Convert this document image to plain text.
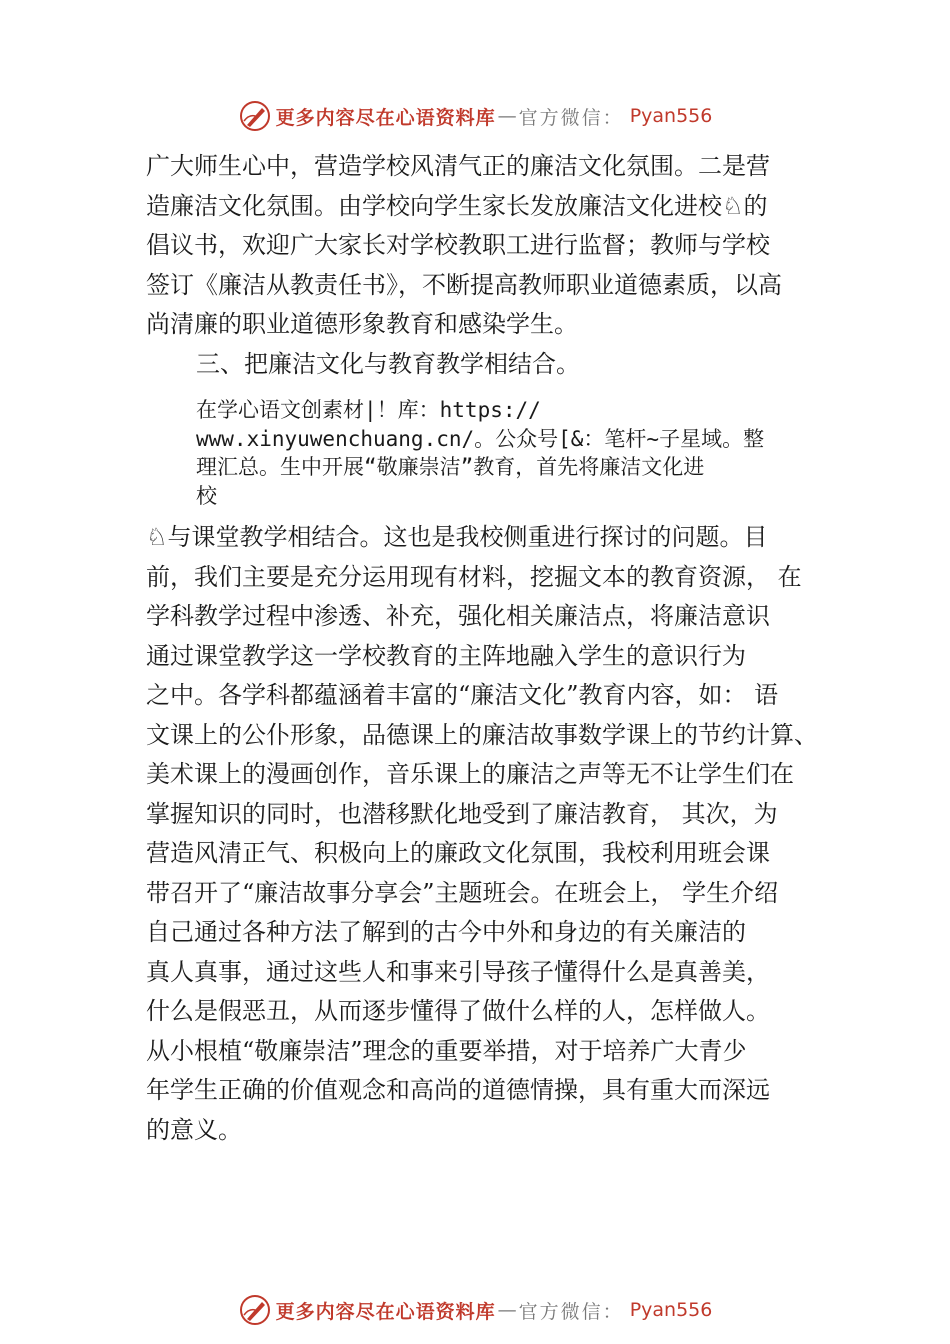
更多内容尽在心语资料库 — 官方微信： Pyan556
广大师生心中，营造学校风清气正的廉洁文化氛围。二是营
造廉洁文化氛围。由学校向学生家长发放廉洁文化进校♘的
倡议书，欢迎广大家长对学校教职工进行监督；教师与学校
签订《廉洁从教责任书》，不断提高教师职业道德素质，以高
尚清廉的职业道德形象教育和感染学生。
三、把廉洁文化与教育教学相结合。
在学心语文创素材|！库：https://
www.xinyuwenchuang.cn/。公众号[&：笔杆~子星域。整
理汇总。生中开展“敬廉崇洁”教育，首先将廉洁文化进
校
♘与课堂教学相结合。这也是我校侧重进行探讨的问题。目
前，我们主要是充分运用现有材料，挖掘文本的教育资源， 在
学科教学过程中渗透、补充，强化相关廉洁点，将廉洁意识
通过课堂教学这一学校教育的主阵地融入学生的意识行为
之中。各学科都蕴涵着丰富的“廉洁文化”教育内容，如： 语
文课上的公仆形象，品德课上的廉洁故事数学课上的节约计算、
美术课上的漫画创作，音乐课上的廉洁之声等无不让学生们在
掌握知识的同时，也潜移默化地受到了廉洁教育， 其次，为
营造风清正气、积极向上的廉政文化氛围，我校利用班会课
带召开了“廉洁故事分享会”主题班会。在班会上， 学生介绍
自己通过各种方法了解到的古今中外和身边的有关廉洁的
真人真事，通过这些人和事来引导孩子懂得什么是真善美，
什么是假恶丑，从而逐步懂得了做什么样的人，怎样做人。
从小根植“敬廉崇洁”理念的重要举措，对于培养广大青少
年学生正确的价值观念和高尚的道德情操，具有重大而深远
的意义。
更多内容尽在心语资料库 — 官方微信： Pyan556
---
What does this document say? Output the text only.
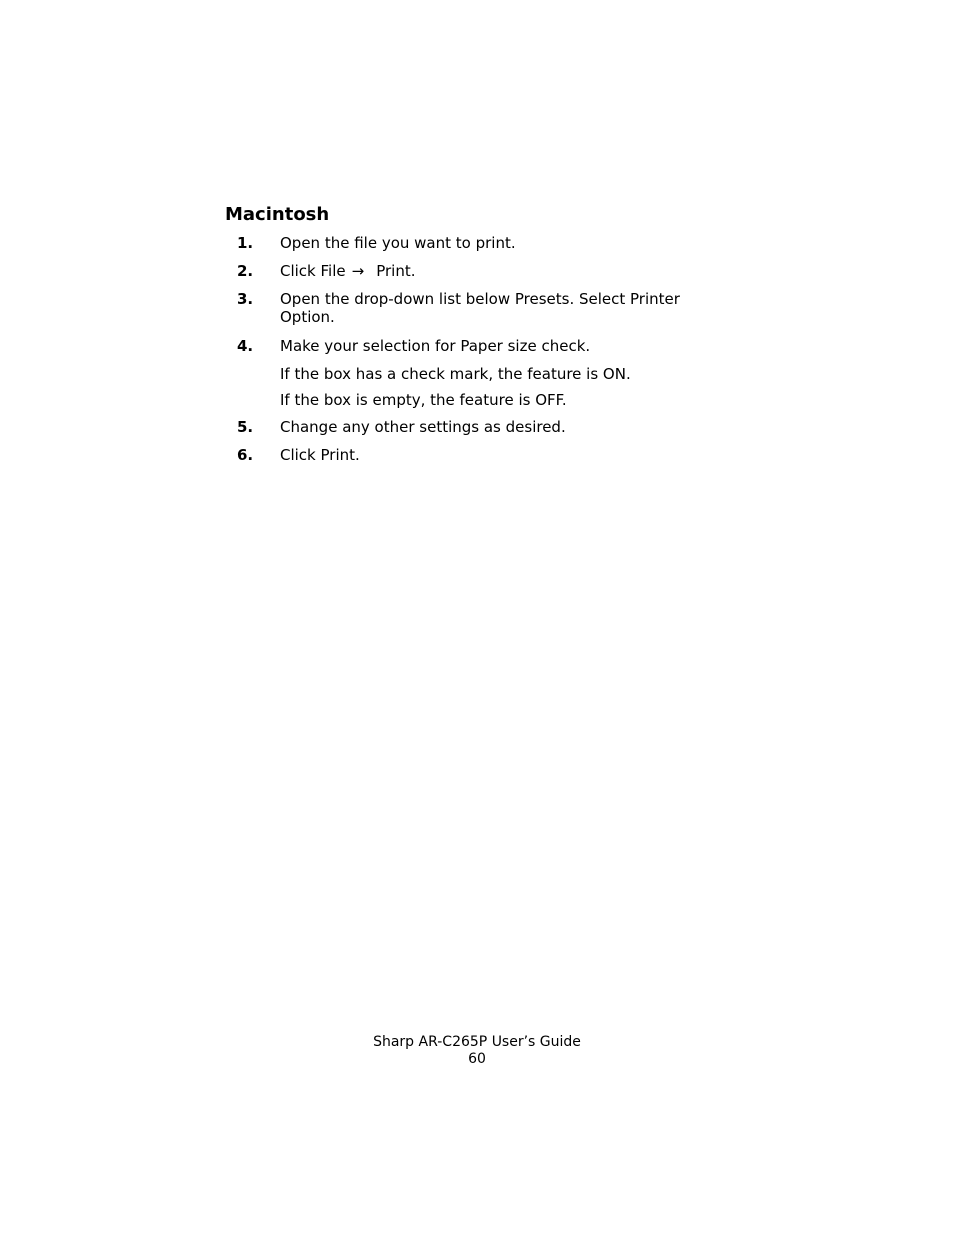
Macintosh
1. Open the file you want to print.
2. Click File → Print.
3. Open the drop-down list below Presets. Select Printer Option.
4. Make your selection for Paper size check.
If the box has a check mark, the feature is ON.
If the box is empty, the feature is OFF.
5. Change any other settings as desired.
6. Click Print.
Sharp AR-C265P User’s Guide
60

**Exercise goal:** Which lines contain the word "Open"? Return each of them.

**Result for this exercise:**
1. Open the file you want to print.
3. Open the drop-down list below Presets. Select Printer Option.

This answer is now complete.